Find and copy each line of the records where the string "xlabel" shows up.

##### Given information #####

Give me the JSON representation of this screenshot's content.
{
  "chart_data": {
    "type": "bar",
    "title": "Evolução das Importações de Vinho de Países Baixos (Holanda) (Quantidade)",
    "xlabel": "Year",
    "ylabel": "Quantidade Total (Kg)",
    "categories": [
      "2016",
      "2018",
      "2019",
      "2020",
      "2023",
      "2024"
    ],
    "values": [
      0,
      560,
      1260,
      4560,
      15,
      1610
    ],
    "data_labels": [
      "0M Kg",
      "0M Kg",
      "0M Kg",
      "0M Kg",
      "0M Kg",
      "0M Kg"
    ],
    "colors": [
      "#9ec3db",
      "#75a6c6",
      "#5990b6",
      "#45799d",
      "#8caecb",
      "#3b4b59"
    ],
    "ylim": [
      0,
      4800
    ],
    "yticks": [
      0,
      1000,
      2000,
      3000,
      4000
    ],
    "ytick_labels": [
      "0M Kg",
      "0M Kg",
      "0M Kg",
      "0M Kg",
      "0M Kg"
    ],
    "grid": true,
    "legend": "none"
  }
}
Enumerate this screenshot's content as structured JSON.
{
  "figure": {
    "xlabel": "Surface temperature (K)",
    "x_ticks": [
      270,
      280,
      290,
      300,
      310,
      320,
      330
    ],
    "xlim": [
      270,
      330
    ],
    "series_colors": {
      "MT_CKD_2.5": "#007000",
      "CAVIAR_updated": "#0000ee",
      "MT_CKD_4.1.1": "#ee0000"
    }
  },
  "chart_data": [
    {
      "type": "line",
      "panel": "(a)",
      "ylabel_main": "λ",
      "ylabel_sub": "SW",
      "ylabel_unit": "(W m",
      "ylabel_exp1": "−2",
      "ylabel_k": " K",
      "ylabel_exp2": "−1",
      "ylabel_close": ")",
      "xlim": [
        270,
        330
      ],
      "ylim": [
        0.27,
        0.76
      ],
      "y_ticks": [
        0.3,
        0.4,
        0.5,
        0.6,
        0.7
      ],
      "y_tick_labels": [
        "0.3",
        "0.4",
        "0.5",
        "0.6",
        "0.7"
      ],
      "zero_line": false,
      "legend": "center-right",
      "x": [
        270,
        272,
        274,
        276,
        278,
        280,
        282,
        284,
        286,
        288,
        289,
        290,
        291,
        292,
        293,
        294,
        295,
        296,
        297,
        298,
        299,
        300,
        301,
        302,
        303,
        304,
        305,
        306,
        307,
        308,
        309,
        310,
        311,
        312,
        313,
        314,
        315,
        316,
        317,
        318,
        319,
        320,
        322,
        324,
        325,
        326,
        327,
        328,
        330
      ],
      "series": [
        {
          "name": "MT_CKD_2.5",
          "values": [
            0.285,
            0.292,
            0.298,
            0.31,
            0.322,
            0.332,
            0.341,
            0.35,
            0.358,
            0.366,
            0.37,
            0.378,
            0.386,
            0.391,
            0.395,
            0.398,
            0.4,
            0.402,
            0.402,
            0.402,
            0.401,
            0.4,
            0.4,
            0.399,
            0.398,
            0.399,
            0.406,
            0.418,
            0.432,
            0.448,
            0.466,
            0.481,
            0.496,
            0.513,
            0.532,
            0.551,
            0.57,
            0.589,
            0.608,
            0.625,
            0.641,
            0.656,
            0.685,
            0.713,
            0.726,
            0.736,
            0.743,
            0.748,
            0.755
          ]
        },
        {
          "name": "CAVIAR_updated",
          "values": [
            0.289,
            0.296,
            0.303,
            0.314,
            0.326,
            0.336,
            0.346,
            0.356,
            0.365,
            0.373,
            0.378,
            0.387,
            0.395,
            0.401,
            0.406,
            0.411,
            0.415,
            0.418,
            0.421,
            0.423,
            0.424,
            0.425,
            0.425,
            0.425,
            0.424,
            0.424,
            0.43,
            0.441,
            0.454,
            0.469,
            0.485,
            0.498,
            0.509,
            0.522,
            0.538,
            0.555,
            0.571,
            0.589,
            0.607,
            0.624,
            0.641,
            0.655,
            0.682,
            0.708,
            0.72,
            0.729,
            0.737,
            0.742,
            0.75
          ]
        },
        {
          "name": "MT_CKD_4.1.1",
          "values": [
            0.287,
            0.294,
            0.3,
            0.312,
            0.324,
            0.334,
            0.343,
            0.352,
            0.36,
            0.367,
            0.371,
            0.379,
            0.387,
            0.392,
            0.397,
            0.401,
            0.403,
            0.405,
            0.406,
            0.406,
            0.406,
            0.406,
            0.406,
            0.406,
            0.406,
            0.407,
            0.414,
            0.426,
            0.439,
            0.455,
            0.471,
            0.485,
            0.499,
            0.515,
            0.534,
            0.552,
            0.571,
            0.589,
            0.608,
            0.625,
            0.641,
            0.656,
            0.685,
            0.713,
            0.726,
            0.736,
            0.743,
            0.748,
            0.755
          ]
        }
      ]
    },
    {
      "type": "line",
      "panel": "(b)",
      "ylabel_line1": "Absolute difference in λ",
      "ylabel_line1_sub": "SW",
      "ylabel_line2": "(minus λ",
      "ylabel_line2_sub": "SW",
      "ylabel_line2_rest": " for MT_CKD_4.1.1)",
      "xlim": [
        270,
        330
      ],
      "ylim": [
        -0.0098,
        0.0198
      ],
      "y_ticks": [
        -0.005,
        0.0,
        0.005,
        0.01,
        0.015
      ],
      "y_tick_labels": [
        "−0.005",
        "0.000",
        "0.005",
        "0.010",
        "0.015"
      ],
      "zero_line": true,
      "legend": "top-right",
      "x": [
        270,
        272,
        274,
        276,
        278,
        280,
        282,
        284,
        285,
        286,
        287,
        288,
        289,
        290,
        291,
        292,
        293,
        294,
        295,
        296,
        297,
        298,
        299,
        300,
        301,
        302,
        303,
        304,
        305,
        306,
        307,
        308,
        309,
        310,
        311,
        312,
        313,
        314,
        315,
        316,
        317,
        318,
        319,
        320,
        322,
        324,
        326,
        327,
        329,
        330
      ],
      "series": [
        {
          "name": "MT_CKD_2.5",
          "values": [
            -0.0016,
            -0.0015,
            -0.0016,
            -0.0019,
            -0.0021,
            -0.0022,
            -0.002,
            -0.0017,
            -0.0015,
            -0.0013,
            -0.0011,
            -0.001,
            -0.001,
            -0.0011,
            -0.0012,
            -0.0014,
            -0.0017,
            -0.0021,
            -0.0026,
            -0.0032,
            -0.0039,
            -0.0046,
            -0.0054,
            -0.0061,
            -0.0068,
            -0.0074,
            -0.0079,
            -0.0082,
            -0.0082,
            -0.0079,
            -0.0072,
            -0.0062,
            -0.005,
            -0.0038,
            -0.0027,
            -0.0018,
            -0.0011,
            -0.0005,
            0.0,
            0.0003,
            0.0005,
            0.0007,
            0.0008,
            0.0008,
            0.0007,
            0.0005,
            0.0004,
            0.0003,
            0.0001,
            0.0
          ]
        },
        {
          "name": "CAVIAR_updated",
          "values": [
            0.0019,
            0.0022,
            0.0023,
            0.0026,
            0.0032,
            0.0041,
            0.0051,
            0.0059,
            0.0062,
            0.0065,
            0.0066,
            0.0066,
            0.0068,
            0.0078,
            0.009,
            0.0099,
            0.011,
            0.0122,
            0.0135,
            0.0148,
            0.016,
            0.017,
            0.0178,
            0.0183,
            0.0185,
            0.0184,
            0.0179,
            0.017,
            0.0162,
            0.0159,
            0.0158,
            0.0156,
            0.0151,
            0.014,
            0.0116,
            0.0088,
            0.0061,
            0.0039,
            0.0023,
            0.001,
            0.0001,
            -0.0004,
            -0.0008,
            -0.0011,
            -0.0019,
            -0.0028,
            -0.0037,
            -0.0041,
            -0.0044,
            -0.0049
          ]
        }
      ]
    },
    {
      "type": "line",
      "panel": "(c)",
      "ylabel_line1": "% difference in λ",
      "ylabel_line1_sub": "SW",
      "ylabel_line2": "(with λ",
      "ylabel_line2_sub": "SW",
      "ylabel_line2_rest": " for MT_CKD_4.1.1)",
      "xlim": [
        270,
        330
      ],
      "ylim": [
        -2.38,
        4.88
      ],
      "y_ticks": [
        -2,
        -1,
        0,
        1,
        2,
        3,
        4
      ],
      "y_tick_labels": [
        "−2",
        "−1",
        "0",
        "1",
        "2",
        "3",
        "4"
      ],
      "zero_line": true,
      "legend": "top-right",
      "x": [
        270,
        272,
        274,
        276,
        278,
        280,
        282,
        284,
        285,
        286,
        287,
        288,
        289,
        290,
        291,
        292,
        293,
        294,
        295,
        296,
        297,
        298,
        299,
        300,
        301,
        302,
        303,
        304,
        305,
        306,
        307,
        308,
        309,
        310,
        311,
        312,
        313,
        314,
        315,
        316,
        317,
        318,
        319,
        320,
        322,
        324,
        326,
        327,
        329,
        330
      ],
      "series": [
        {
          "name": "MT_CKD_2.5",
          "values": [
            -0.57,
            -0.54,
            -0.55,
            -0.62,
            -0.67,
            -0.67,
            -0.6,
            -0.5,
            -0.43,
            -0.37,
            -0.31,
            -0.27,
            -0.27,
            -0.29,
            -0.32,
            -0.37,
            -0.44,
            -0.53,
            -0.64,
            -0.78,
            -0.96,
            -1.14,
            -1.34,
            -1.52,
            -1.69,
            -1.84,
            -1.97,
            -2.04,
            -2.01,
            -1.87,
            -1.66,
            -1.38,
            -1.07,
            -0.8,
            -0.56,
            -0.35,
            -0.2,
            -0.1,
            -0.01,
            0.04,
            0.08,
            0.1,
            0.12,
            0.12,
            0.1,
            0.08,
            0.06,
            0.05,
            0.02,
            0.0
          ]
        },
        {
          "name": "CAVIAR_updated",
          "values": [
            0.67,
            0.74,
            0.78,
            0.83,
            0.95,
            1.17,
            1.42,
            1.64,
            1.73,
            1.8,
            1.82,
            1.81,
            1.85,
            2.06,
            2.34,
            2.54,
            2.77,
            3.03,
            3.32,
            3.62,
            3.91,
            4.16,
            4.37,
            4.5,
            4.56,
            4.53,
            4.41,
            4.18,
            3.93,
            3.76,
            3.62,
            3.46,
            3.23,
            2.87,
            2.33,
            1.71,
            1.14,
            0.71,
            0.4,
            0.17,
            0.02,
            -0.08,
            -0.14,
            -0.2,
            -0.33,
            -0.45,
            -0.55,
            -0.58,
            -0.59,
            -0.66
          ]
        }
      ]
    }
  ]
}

#####

- Result
    "xlabel": "Year",
    "xlabel": "Surface temperature (K)",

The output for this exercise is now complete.